GIVEN INSTRUCTION:
All lines in which the word "xlabel" occurs are to be extracted.

GIVEN INFORMATION:
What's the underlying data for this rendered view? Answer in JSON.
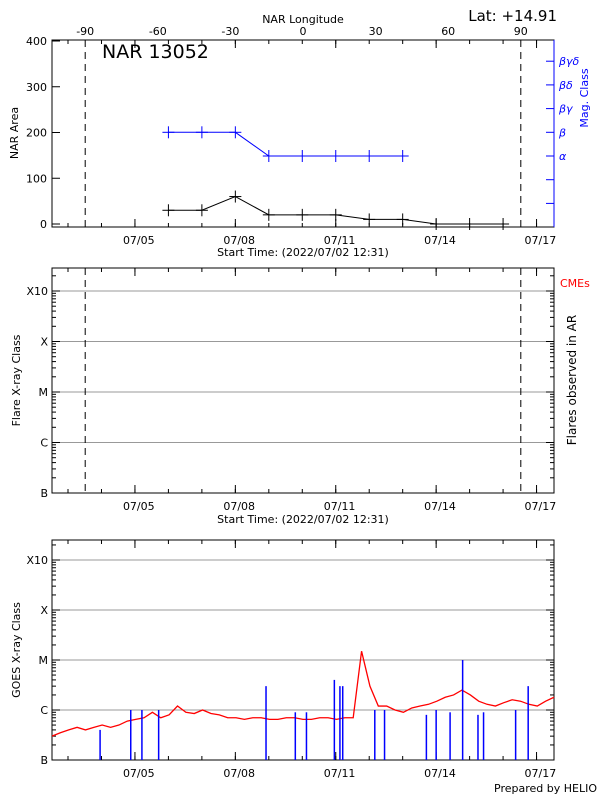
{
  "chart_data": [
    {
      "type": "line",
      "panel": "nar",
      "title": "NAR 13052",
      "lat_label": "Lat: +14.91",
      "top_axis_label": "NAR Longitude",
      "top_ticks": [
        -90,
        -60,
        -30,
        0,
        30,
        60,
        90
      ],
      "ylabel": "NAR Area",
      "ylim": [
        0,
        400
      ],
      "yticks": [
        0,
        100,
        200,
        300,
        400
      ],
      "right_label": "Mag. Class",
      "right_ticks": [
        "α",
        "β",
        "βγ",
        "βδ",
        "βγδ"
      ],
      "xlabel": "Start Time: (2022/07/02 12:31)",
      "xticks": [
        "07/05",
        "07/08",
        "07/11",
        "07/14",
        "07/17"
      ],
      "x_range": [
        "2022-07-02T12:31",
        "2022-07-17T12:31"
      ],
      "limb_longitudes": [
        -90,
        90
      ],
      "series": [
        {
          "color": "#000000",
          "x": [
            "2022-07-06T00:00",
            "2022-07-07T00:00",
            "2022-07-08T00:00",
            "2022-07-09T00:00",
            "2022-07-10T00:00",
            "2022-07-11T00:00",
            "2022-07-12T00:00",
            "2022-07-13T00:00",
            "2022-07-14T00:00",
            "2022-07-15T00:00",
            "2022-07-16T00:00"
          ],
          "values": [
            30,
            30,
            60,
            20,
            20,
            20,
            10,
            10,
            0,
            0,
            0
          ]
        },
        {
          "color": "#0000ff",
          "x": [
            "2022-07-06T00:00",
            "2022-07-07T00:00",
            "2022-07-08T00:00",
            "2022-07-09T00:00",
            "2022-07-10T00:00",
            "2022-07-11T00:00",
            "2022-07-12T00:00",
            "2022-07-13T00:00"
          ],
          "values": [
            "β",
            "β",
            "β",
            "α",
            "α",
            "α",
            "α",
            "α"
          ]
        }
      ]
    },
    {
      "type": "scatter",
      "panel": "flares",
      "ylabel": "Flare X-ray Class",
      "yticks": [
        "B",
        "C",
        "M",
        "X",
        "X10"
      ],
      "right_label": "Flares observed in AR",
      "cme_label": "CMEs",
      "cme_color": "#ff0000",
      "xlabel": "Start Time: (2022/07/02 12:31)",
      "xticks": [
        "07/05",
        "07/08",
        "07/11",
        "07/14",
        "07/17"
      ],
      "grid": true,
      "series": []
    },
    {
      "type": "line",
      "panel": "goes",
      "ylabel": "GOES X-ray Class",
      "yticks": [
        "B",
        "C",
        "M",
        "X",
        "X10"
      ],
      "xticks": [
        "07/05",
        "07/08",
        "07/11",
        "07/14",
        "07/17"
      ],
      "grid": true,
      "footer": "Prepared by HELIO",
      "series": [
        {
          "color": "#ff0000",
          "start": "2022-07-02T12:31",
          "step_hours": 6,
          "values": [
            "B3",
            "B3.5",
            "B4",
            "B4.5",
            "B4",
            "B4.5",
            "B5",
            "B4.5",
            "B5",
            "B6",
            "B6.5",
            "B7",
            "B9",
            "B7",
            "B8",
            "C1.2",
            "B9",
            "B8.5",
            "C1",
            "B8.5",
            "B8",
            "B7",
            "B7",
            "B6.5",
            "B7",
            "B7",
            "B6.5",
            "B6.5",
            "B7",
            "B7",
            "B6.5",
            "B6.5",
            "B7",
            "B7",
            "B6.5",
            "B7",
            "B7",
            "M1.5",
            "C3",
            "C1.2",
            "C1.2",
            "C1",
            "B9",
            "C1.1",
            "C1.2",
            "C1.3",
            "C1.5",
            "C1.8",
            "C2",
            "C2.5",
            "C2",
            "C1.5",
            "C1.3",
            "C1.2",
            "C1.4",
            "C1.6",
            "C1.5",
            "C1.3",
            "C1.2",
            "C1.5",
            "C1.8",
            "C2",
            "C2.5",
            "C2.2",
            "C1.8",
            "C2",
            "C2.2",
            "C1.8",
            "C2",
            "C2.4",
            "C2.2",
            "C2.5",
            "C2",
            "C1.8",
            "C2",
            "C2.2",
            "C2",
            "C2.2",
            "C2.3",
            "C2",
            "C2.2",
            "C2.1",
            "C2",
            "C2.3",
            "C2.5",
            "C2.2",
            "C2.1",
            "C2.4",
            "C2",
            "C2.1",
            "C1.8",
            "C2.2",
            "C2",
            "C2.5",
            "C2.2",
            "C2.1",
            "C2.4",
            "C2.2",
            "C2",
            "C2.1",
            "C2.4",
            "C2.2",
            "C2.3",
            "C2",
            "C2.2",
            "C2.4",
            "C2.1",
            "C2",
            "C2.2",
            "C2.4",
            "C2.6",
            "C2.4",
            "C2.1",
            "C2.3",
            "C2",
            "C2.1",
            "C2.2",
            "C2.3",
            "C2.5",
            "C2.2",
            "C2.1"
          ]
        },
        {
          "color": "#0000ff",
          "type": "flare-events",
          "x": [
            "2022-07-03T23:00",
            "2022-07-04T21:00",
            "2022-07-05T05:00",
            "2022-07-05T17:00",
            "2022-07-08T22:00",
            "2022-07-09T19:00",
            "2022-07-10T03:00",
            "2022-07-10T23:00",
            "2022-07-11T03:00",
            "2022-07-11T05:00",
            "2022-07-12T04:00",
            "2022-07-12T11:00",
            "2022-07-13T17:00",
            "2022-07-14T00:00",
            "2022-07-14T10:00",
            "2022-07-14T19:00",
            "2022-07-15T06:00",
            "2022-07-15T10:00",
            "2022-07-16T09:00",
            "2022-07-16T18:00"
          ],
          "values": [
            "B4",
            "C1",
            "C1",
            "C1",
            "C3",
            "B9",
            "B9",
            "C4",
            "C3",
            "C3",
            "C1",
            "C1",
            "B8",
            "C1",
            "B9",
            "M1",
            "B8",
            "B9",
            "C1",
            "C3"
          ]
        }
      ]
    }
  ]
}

---

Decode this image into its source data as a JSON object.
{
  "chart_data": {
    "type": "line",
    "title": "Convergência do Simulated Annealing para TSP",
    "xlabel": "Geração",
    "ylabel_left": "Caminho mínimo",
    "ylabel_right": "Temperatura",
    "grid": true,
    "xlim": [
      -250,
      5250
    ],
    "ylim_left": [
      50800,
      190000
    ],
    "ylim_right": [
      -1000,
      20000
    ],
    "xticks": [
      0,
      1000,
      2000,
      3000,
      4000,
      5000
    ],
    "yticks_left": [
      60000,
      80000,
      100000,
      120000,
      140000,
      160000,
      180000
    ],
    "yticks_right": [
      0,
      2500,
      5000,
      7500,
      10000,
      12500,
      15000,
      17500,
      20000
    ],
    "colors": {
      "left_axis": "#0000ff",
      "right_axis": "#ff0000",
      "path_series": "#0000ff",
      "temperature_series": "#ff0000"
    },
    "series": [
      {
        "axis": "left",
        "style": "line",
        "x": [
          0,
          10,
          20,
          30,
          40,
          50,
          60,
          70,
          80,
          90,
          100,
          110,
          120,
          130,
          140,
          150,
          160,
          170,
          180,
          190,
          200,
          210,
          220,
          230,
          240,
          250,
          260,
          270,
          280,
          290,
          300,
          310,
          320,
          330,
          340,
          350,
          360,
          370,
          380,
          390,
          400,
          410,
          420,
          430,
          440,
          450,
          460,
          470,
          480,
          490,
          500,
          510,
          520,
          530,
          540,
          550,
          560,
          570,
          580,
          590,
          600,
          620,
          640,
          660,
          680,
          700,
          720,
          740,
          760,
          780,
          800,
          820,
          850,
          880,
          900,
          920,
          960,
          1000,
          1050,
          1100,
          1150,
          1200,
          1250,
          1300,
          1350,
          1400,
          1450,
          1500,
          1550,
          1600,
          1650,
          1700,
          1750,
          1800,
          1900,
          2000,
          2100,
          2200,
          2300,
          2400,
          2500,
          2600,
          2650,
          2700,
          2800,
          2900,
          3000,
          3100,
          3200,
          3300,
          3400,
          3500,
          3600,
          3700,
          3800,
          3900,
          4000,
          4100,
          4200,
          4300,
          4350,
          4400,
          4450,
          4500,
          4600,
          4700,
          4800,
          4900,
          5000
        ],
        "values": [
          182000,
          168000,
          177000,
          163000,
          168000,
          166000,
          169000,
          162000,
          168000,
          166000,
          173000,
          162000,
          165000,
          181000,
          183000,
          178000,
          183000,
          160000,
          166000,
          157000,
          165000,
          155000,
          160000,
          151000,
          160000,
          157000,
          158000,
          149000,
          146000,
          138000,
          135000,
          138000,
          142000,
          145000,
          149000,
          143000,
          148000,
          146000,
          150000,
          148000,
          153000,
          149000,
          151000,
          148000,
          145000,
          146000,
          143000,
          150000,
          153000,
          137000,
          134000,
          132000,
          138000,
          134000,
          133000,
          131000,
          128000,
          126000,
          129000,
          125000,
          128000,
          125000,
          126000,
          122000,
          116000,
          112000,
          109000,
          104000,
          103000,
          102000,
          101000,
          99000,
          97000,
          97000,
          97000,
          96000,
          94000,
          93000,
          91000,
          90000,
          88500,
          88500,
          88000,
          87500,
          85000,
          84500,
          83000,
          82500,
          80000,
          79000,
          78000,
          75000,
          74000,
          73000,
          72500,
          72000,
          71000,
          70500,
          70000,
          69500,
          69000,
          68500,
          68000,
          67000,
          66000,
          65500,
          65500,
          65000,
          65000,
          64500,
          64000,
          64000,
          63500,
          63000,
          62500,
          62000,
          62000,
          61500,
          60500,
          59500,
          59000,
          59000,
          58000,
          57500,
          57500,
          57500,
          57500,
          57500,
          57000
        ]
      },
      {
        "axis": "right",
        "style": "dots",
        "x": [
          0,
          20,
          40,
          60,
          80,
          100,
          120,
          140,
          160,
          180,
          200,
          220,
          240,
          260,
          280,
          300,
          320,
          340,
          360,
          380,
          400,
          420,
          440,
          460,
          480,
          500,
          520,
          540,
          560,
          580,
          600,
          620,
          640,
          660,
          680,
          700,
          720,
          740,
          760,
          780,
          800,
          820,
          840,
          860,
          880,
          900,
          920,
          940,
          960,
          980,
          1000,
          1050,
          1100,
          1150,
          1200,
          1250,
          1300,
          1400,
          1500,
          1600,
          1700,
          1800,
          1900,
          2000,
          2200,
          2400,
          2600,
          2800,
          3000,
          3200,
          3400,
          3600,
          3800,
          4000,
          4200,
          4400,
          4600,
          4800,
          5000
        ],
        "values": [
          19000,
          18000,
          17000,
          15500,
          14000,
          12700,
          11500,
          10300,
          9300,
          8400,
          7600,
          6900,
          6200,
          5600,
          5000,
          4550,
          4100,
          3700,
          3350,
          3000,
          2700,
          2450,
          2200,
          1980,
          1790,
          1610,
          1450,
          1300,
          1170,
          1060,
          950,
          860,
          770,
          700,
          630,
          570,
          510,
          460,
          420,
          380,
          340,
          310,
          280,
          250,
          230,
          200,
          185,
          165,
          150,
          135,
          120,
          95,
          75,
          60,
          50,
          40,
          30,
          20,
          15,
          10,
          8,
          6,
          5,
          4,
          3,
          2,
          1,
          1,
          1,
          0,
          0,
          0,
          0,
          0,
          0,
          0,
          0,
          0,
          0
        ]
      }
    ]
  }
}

==

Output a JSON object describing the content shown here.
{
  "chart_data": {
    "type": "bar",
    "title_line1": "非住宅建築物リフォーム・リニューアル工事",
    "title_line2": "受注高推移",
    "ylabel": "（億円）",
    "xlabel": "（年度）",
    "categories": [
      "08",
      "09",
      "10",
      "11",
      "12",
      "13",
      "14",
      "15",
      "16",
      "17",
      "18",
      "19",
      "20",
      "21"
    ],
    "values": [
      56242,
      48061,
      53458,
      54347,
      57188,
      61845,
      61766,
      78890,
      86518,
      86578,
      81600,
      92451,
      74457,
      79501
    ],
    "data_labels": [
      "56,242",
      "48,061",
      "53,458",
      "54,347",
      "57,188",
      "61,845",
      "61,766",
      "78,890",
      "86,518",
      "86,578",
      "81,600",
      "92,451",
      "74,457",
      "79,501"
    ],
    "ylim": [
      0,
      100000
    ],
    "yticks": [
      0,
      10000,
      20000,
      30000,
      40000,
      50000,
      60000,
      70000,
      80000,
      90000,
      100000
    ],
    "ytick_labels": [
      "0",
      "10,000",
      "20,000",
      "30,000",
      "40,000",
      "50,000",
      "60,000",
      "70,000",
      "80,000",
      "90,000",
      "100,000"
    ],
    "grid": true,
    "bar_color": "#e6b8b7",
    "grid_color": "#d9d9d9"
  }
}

FINISHED ANSWER:
      "xlabel": "Start Time: (2022/07/02 12:31)",
      "xlabel": "Start Time: (2022/07/02 12:31)",
    "xlabel": "Geração",
    "xlabel": "（年度）",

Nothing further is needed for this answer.